Each line of the data that includes the string "pressionando" is to be copied out.

--- start Input rows ---

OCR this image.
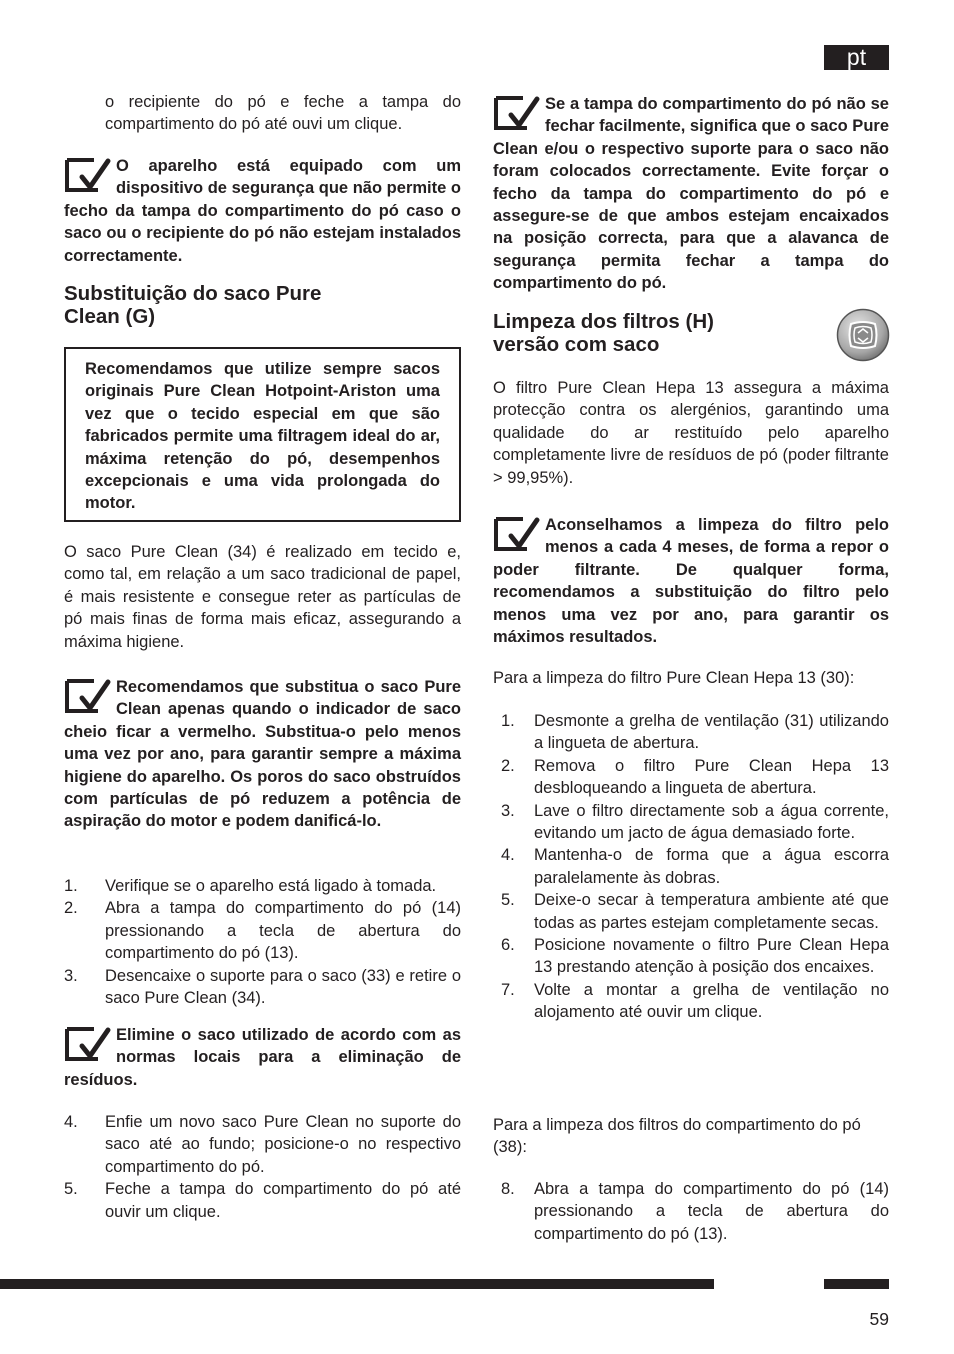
pt

o recipiente do pó e feche a tampa do compartimento do pó até ouvi um clique.

O aparelho está equipado com um dispositivo de segurança que não permite o fecho da tampa do compartimento do pó caso o saco ou o recipiente do pó não estejam instalados correctamente.
Substituição do saco Pure
Clean (G)
Recomendamos que utilize sempre sacos originais Pure Clean Hotpoint-Ariston uma vez que o tecido especial em que são fabricados permite uma filtragem ideal do ar, máxima retenção do pó, desempenhos excepcionais e uma vida prolongada do motor.

O saco Pure Clean (34) é realizado em tecido e, como tal, em relação a um saco tradicional de papel, é mais resistente e consegue reter as partículas de pó mais finas de forma mais eficaz, assegurando a máxima higiene.

Recomendamos que substitua o saco Pure Clean apenas quando o indicador de saco cheio ficar a vermelho. Substitua-o pelo menos uma vez por ano, para garantir sempre a máxima higiene do aparelho. Os poros do saco obstruídos com partículas de pó reduzem a potência de aspiração do motor e podem danificá-lo.
1.	Verifique se o aparelho está ligado à tomada.
2.	Abra a tampa do compartimento do pó (14) pressionando a tecla de abertura do compartimento do pó (13).
3.	Desencaixe o suporte para o saco (33) e retire o saco Pure Clean (34).
Elimine o saco utilizado de acordo com as normas locais para a eliminação de resíduos.
4.	Enfie um novo saco Pure Clean no suporte do saco até ao fundo; posicione-o no respectivo compartimento do pó.
5.	Feche a tampa do compartimento do pó até ouvir um clique.
Se a tampa do compartimento do pó não se fechar facilmente, significa que o saco Pure Clean e/ou o respectivo suporte para o saco não foram colocados correctamente. Evite forçar o fecho da tampa do compartimento do pó e assegure-se de que ambos estejam encaixados na posição correcta, para que a alavanca de segurança permita fechar a tampa do compartimento do pó.
Limpeza dos filtros (H)
versão com saco

O filtro Pure Clean Hepa 13 assegura a máxima protecção contra os alergénios, garantindo uma qualidade do ar restituído pelo aparelho completamente livre de resíduos de pó (poder filtrante > 99,95%).

Aconselhamos a limpeza do filtro pelo menos a cada 4 meses, de forma a repor o poder filtrante. De qualquer forma, recomendamos a substituição do filtro pelo menos uma vez por ano, para garantir os máximos resultados.

Para a limpeza do filtro Pure Clean Hepa 13 (30):

1.	Desmonte a grelha de ventilação (31) utilizando a lingueta de abertura.
2.	Remova o filtro Pure Clean Hepa 13 desbloqueando a lingueta de abertura.
3.	Lave o filtro directamente sob a água corrente, evitando um jacto de água demasiado forte.
4.	Mantenha-o de forma que a água escorra paralelamente às dobras.
5.	Deixe-o secar à temperatura ambiente até que todas as partes estejam completamente secas.
6.	Posicione novamente o filtro Pure Clean Hepa 13 prestando atenção à posição dos encaixes.
7.	Volte a montar a grelha de ventilação no alojamento até ouvir um clique.

Para a limpeza dos filtros do compartimento do pó (38):

8.	Abra a tampa do compartimento do pó (14) pressionando a tecla de abertura do compartimento do pó (13).
59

--- end Input rows ---

Written response:
2.	Abra a tampa do compartimento do pó (14) pressionando a tecla de abertura do compartimento do pó (13).
8.	Abra a tampa do compartimento do pó (14) pressionando a tecla de abertura do compartimento do pó (13).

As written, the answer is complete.